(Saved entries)
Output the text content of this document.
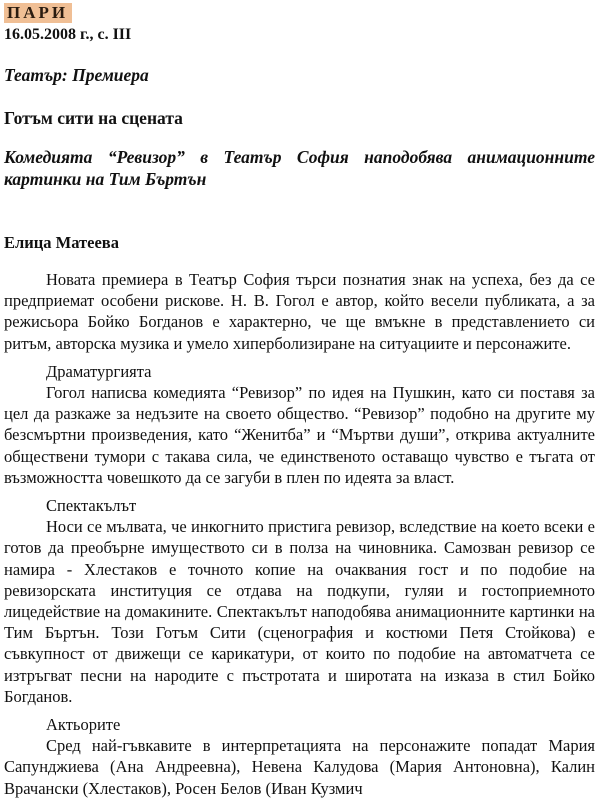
ПАРИ
16.05.2008 г., с. III
Театър: Премиера
Готъм сити на сцената
Комедията “Ревизор” в Театър София наподобява анимационните картинки на Тим Бъртън
Елица Матеева

Новата премиера в Театър София търси познатия знак на успеха, без да се предприемат особени рискове. Н. В. Гогол е автор, който весели публиката, а за режисьора Бойко Богданов е характерно, че ще вмъкне в представлението си ритъм, авторска музика и умело хиперболизиране на ситуациите и персонажите.

Драматургията

Гогол написва комедията “Ревизор” по идея на Пушкин, като си поставя за цел да разкаже за недъзите на своето общество. “Ревизор” подобно на другите му безсмъртни произведения, като “Женитба” и “Мъртви души”, открива актуалните обществени тумори с такава сила, че единственото оставащо чувство е тъгата от възможността човешкото да се загуби в плен по идеята за власт.

Спектакълът

Носи се мълвата, че инкогнито пристига ревизор, вследствие на което всеки е готов да преобърне имуществото си в полза на чиновника. Самозван ревизор се намира - Хлестаков е точното копие на очаквания гост и по подобие на ревизорската институция се отдава на подкупи, гуляи и гостоприемното лицедействие на домакините. Спектакълът наподобява анимационните картинки на Тим Бъртън. Този Готъм Сити (сценография и костюми Петя Стойкова) е съвкупност от движещи се карикатури, от които по подобие на автоматчета се изтръгват песни на народите с пъстротата и широтата на изказа в стил Бойко Богданов.

Актьорите

Сред най-гъвкавите в интерпретацията на персонажите попадат Мария Сапунджиева (Ана Андреевна), Невена Калудова (Мария Антоновна), Калин Врачански (Хлестаков), Росен Белов (Иван Кузмич
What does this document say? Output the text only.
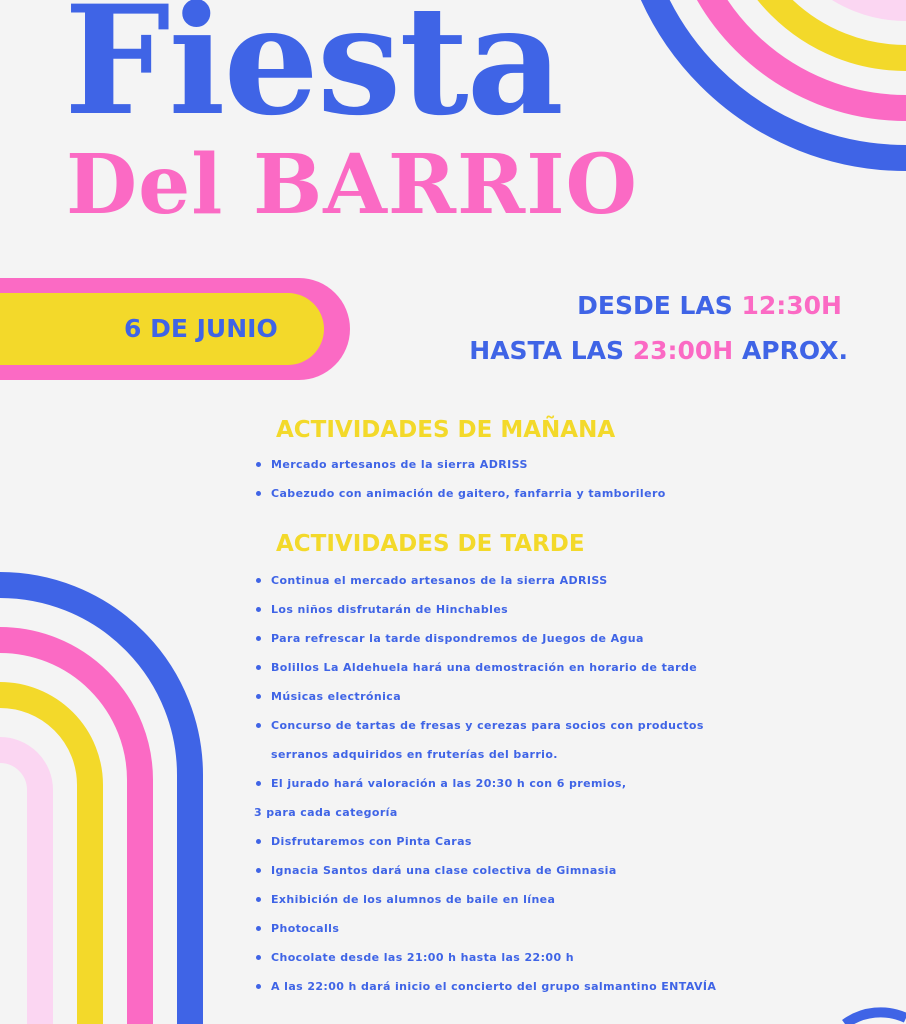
Fiesta
Del BARRIO
6 DE JUNIO
DESDE LAS 12:30H
HASTA LAS 23:00H APROX.
ACTIVIDADES DE MAÑANA
Mercado artesanos de la sierra ADRISS
Cabezudo con animación de gaitero, fanfarria y tamborilero
ACTIVIDADES DE TARDE
Continua el mercado artesanos de la sierra ADRISS
Los niños disfrutarán de Hinchables
Para refrescar la tarde dispondremos de Juegos de Agua
Bolillos La Aldehuela hará una demostración en horario de tarde
Músicas electrónica
Concurso de tartas de fresas y cerezas para socios con productos
serranos adquiridos en fruterías del barrio.
El jurado hará valoración a las 20:30 h con 6 premios,
3 para cada categoría
Disfrutaremos con Pinta Caras
Ignacia Santos dará una clase colectiva de Gimnasia
Exhibición de los alumnos de baile en línea
Photocalls
Chocolate desde las 21:00 h hasta las 22:00 h
A las 22:00 h dará inicio el concierto del grupo salmantino ENTAVÍA
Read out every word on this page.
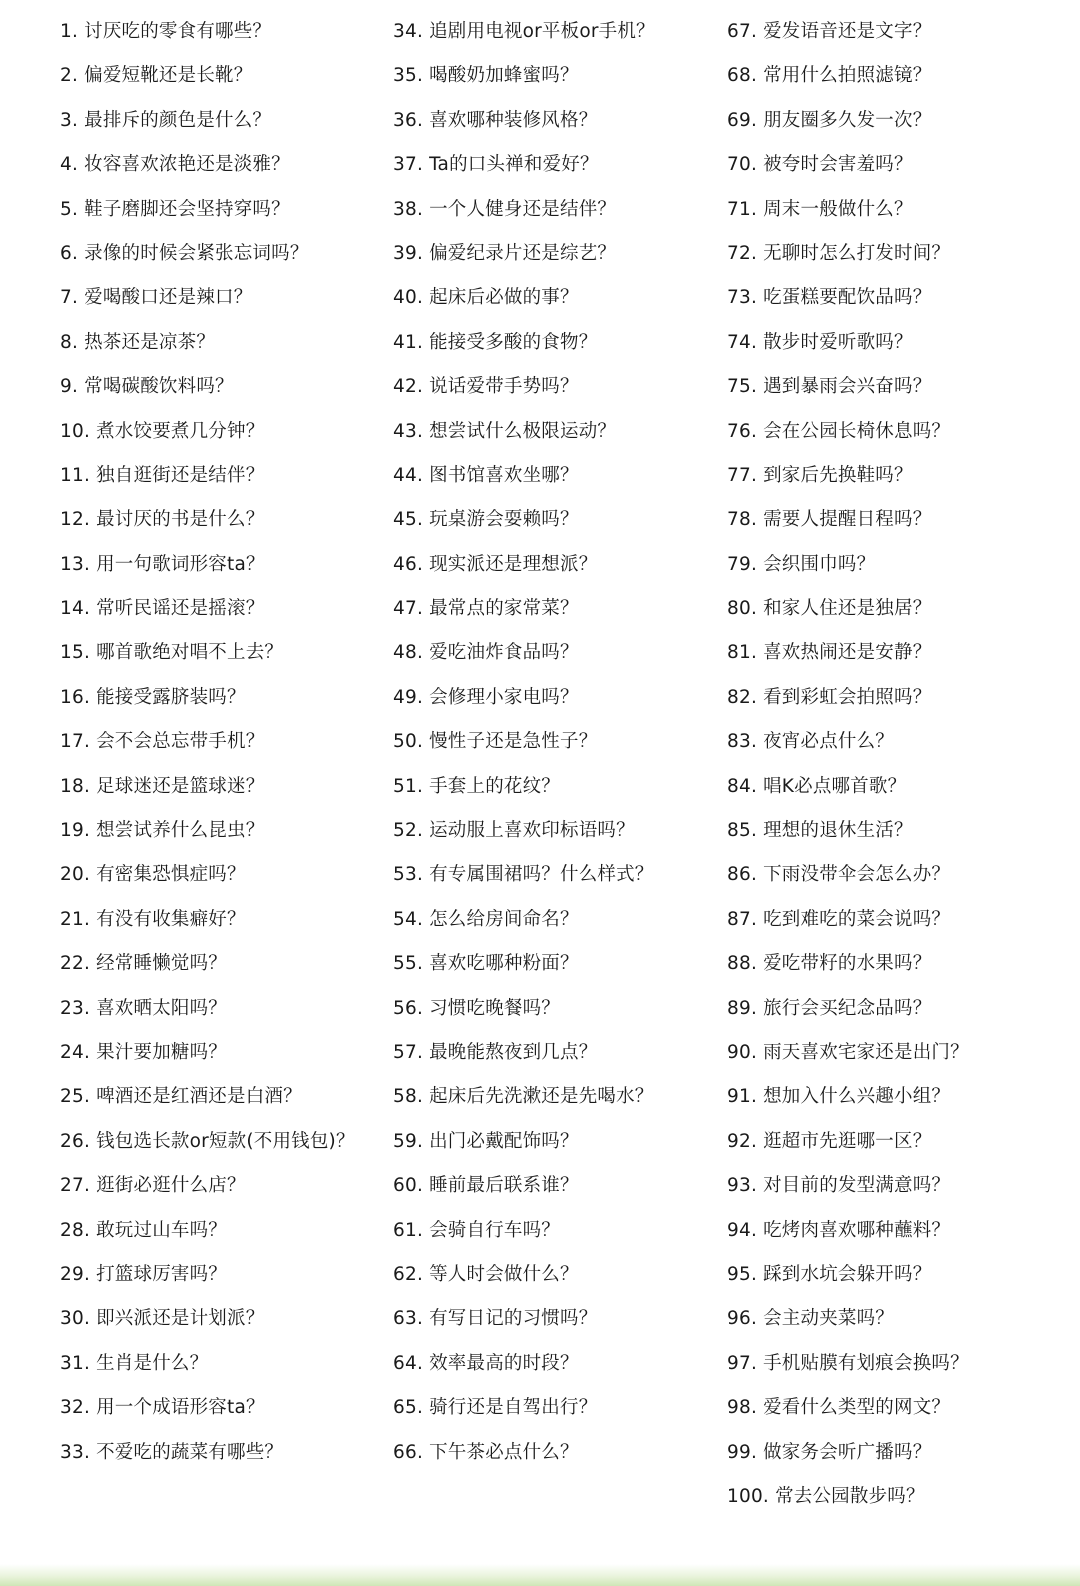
1. 讨厌吃的零食有哪些？
2. 偏爱短靴还是长靴？
3. 最排斥的颜色是什么？
4. 妆容喜欢浓艳还是淡雅？
5. 鞋子磨脚还会坚持穿吗？
6. 录像的时候会紧张忘词吗？
7. 爱喝酸口还是辣口？
8. 热茶还是凉茶？
9. 常喝碳酸饮料吗？
10. 煮水饺要煮几分钟？
11. 独自逛街还是结伴？
12. 最讨厌的书是什么？
13. 用一句歌词形容ta？
14. 常听民谣还是摇滚？
15. 哪首歌绝对唱不上去？
16. 能接受露脐装吗？
17. 会不会总忘带手机？
18. 足球迷还是篮球迷？
19. 想尝试养什么昆虫？
20. 有密集恐惧症吗？
21. 有没有收集癖好？
22. 经常睡懒觉吗？
23. 喜欢晒太阳吗？
24. 果汁要加糖吗？
25. 啤酒还是红酒还是白酒？
26. 钱包选长款or短款(不用钱包)？
27. 逛街必逛什么店？
28. 敢玩过山车吗？
29. 打篮球厉害吗？
30. 即兴派还是计划派？
31. 生肖是什么？
32. 用一个成语形容ta？
33. 不爱吃的蔬菜有哪些？
34. 追剧用电视or平板or手机？
35. 喝酸奶加蜂蜜吗？
36. 喜欢哪种装修风格？
37. Ta的口头禅和爱好？
38. 一个人健身还是结伴？
39. 偏爱纪录片还是综艺？
40. 起床后必做的事？
41. 能接受多酸的食物？
42. 说话爱带手势吗？
43. 想尝试什么极限运动？
44. 图书馆喜欢坐哪？
45. 玩桌游会耍赖吗？
46. 现实派还是理想派？
47. 最常点的家常菜？
48. 爱吃油炸食品吗？
49. 会修理小家电吗？
50. 慢性子还是急性子？
51. 手套上的花纹？
52. 运动服上喜欢印标语吗？
53. 有专属围裙吗？什么样式？
54. 怎么给房间命名？
55. 喜欢吃哪种粉面？
56. 习惯吃晚餐吗？
57. 最晚能熬夜到几点？
58. 起床后先洗漱还是先喝水？
59. 出门必戴配饰吗？
60. 睡前最后联系谁？
61. 会骑自行车吗？
62. 等人时会做什么？
63. 有写日记的习惯吗？
64. 效率最高的时段？
65. 骑行还是自驾出行？
66. 下午茶必点什么？
67. 爱发语音还是文字？
68. 常用什么拍照滤镜？
69. 朋友圈多久发一次？
70. 被夸时会害羞吗？
71. 周末一般做什么？
72. 无聊时怎么打发时间？
73. 吃蛋糕要配饮品吗？
74. 散步时爱听歌吗？
75. 遇到暴雨会兴奋吗？
76. 会在公园长椅休息吗？
77. 到家后先换鞋吗？
78. 需要人提醒日程吗？
79. 会织围巾吗？
80. 和家人住还是独居？
81. 喜欢热闹还是安静？
82. 看到彩虹会拍照吗？
83. 夜宵必点什么？
84. 唱K必点哪首歌？
85. 理想的退休生活？
86. 下雨没带伞会怎么办？
87. 吃到难吃的菜会说吗？
88. 爱吃带籽的水果吗？
89. 旅行会买纪念品吗？
90. 雨天喜欢宅家还是出门？
91. 想加入什么兴趣小组？
92. 逛超市先逛哪一区？
93. 对目前的发型满意吗？
94. 吃烤肉喜欢哪种蘸料？
95. 踩到水坑会躲开吗？
96. 会主动夹菜吗？
97. 手机贴膜有划痕会换吗？
98. 爱看什么类型的网文？
99. 做家务会听广播吗？
100. 常去公园散步吗？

**Goal of the exercise**. Write out the records above once more, word for word, with no pictures.

**Final answer**.
Output the text content of this document.
ПАРИ
16.05.2008 г., с. III
Театър: Премиера
Готъм сити на сцената
Комедията “Ревизор” в Театър София наподобява анимационните картинки на Тим Бъртън
Елица Матеева

Новата премиера в Театър София търси познатия знак на успеха, без да се предприемат особени рискове. Н. В. Гогол е автор, който весели публиката, а за режисьора Бойко Богданов е характерно, че ще вмъкне в представлението си ритъм, авторска музика и умело хиперболизиране на ситуациите и персонажите.

Драматургията

Гогол написва комедията “Ревизор” по идея на Пушкин, като си поставя за цел да разкаже за недъзите на своето общество. “Ревизор” подобно на другите му безсмъртни произведения, като “Женитба” и “Мъртви души”, открива актуалните обществени тумори с такава сила, че единственото оставащо чувство е тъгата от възможността човешкото да се загуби в плен по идеята за власт.

Спектакълът

Носи се мълвата, че инкогнито пристига ревизор, вследствие на което всеки е готов да преобърне имуществото си в полза на чиновника. Самозван ревизор се намира - Хлестаков е точното копие на очаквания гост и по подобие на ревизорската институция се отдава на подкупи, гуляи и гостоприемното лицедействие на домакините. Спектакълът наподобява анимационните картинки на Тим Бъртън. Този Готъм Сити (сценография и костюми Петя Стойкова) е съвкупност от движещи се карикатури, от които по подобие на автоматчета се изтръгват песни на народите с пъстротата и широтата на изказа в стил Бойко Богданов.

Актьорите

Сред най-гъвкавите в интерпретацията на персонажите попадат Мария Сапунджиева (Ана Андреевна), Невена Калудова (Мария Антоновна), Калин Врачански (Хлестаков), Росен Белов (Иван Кузмич
What does this document say? Output the text only.
Fiesta
Del BARRIO
6 DE JUNIO
DESDE LAS 12:30H
HASTA LAS 23:00H APROX.
ACTIVIDADES DE MAÑANA
Mercado artesanos de la sierra ADRISS
Cabezudo con animación de gaitero, fanfarria y tamborilero
ACTIVIDADES DE TARDE
Continua el mercado artesanos de la sierra ADRISS
Los niños disfrutarán de Hinchables
Para refrescar la tarde dispondremos de Juegos de Agua
Bolillos La Aldehuela hará una demostración en horario de tarde
Músicas electrónica
Concurso de tartas de fresas y cerezas para socios con productos
serranos adquiridos en fruterías del barrio.
El jurado hará valoración a las 20:30 h con 6 premios,
3 para cada categoría
Disfrutaremos con Pinta Caras
Ignacia Santos dará una clase colectiva de Gimnasia
Exhibición de los alumnos de baile en línea
Photocalls
Chocolate desde las 21:00 h hasta las 22:00 h
A las 22:00 h dará inicio el concierto del grupo salmantino ENTAVÍA
Read out every word on this page.
1. 讨厌吃的零食有哪些？
2. 偏爱短靴还是长靴？
3. 最排斥的颜色是什么？
4. 妆容喜欢浓艳还是淡雅？
5. 鞋子磨脚还会坚持穿吗？
6. 录像的时候会紧张忘词吗？
7. 爱喝酸口还是辣口？
8. 热茶还是凉茶？
9. 常喝碳酸饮料吗？
10. 煮水饺要煮几分钟？
11. 独自逛街还是结伴？
12. 最讨厌的书是什么？
13. 用一句歌词形容ta？
14. 常听民谣还是摇滚？
15. 哪首歌绝对唱不上去？
16. 能接受露脐装吗？
17. 会不会总忘带手机？
18. 足球迷还是篮球迷？
19. 想尝试养什么昆虫？
20. 有密集恐惧症吗？
21. 有没有收集癖好？
22. 经常睡懒觉吗？
23. 喜欢晒太阳吗？
24. 果汁要加糖吗？
25. 啤酒还是红酒还是白酒？
26. 钱包选长款or短款(不用钱包)？
27. 逛街必逛什么店？
28. 敢玩过山车吗？
29. 打篮球厉害吗？
30. 即兴派还是计划派？
31. 生肖是什么？
32. 用一个成语形容ta？
33. 不爱吃的蔬菜有哪些？
34. 追剧用电视or平板or手机？
35. 喝酸奶加蜂蜜吗？
36. 喜欢哪种装修风格？
37. Ta的口头禅和爱好？
38. 一个人健身还是结伴？
39. 偏爱纪录片还是综艺？
40. 起床后必做的事？
41. 能接受多酸的食物？
42. 说话爱带手势吗？
43. 想尝试什么极限运动？
44. 图书馆喜欢坐哪？
45. 玩桌游会耍赖吗？
46. 现实派还是理想派？
47. 最常点的家常菜？
48. 爱吃油炸食品吗？
49. 会修理小家电吗？
50. 慢性子还是急性子？
51. 手套上的花纹？
52. 运动服上喜欢印标语吗？
53. 有专属围裙吗？什么样式？
54. 怎么给房间命名？
55. 喜欢吃哪种粉面？
56. 习惯吃晚餐吗？
57. 最晚能熬夜到几点？
58. 起床后先洗漱还是先喝水？
59. 出门必戴配饰吗？
60. 睡前最后联系谁？
61. 会骑自行车吗？
62. 等人时会做什么？
63. 有写日记的习惯吗？
64. 效率最高的时段？
65. 骑行还是自驾出行？
66. 下午茶必点什么？
67. 爱发语音还是文字？
68. 常用什么拍照滤镜？
69. 朋友圈多久发一次？
70. 被夸时会害羞吗？
71. 周末一般做什么？
72. 无聊时怎么打发时间？
73. 吃蛋糕要配饮品吗？
74. 散步时爱听歌吗？
75. 遇到暴雨会兴奋吗？
76. 会在公园长椅休息吗？
77. 到家后先换鞋吗？
78. 需要人提醒日程吗？
79. 会织围巾吗？
80. 和家人住还是独居？
81. 喜欢热闹还是安静？
82. 看到彩虹会拍照吗？
83. 夜宵必点什么？
84. 唱K必点哪首歌？
85. 理想的退休生活？
86. 下雨没带伞会怎么办？
87. 吃到难吃的菜会说吗？
88. 爱吃带籽的水果吗？
89. 旅行会买纪念品吗？
90. 雨天喜欢宅家还是出门？
91. 想加入什么兴趣小组？
92. 逛超市先逛哪一区？
93. 对目前的发型满意吗？
94. 吃烤肉喜欢哪种蘸料？
95. 踩到水坑会躲开吗？
96. 会主动夹菜吗？
97. 手机贴膜有划痕会换吗？
98. 爱看什么类型的网文？
99. 做家务会听广播吗？
100. 常去公园散步吗？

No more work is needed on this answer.